Retype the listing that follows, exactly as written.

>> Begin DATA ENTRIES

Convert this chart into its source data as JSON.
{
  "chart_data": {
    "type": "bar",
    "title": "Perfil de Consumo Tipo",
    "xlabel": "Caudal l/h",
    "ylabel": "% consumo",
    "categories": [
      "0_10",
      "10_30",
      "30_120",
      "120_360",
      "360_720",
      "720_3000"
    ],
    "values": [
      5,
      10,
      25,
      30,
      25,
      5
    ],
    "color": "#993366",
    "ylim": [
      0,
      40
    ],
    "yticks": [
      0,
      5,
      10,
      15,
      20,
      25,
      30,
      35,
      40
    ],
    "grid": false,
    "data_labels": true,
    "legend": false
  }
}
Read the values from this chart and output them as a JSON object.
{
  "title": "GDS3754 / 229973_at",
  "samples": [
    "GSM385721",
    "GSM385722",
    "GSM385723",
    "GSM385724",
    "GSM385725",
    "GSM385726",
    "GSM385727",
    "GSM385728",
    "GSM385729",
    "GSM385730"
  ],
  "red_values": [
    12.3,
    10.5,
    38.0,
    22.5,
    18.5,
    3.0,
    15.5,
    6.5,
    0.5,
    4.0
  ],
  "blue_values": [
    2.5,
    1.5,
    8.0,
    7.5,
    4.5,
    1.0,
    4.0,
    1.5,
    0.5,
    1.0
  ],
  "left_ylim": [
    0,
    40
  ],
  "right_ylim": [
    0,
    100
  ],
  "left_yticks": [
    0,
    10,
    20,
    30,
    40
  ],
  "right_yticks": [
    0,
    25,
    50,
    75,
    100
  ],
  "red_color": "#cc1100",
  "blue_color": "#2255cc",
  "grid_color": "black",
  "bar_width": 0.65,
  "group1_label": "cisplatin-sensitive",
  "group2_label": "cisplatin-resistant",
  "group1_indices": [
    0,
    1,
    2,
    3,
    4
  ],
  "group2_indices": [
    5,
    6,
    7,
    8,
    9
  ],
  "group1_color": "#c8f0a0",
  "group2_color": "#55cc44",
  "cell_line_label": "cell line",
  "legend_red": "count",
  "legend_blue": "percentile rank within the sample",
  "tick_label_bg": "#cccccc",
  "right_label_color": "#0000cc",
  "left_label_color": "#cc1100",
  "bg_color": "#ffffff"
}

>> End DATA ENTRIES

- [EXERCISE ANSWER]
Convert this chart into its source data as JSON.
{
  "chart_data": {
    "type": "bar",
    "title": "Perfil de Consumo Tipo",
    "xlabel": "Caudal l/h",
    "ylabel": "% consumo",
    "categories": [
      "0_10",
      "10_30",
      "30_120",
      "120_360",
      "360_720",
      "720_3000"
    ],
    "values": [
      5,
      10,
      25,
      30,
      25,
      5
    ],
    "color": "#993366",
    "ylim": [
      0,
      40
    ],
    "yticks": [
      0,
      5,
      10,
      15,
      20,
      25,
      30,
      35,
      40
    ],
    "grid": false,
    "data_labels": true,
    "legend": false
  }
}
Read the values from this chart and output them as a JSON object.
{
  "title": "GDS3754 / 229973_at",
  "samples": [
    "GSM385721",
    "GSM385722",
    "GSM385723",
    "GSM385724",
    "GSM385725",
    "GSM385726",
    "GSM385727",
    "GSM385728",
    "GSM385729",
    "GSM385730"
  ],
  "red_values": [
    12.3,
    10.5,
    38.0,
    22.5,
    18.5,
    3.0,
    15.5,
    6.5,
    0.5,
    4.0
  ],
  "blue_values": [
    2.5,
    1.5,
    8.0,
    7.5,
    4.5,
    1.0,
    4.0,
    1.5,
    0.5,
    1.0
  ],
  "left_ylim": [
    0,
    40
  ],
  "right_ylim": [
    0,
    100
  ],
  "left_yticks": [
    0,
    10,
    20,
    30,
    40
  ],
  "right_yticks": [
    0,
    25,
    50,
    75,
    100
  ],
  "red_color": "#cc1100",
  "blue_color": "#2255cc",
  "grid_color": "black",
  "bar_width": 0.65,
  "group1_label": "cisplatin-sensitive",
  "group2_label": "cisplatin-resistant",
  "group1_indices": [
    0,
    1,
    2,
    3,
    4
  ],
  "group2_indices": [
    5,
    6,
    7,
    8,
    9
  ],
  "group1_color": "#c8f0a0",
  "group2_color": "#55cc44",
  "cell_line_label": "cell line",
  "legend_red": "count",
  "legend_blue": "percentile rank within the sample",
  "tick_label_bg": "#cccccc",
  "right_label_color": "#0000cc",
  "left_label_color": "#cc1100",
  "bg_color": "#ffffff"
}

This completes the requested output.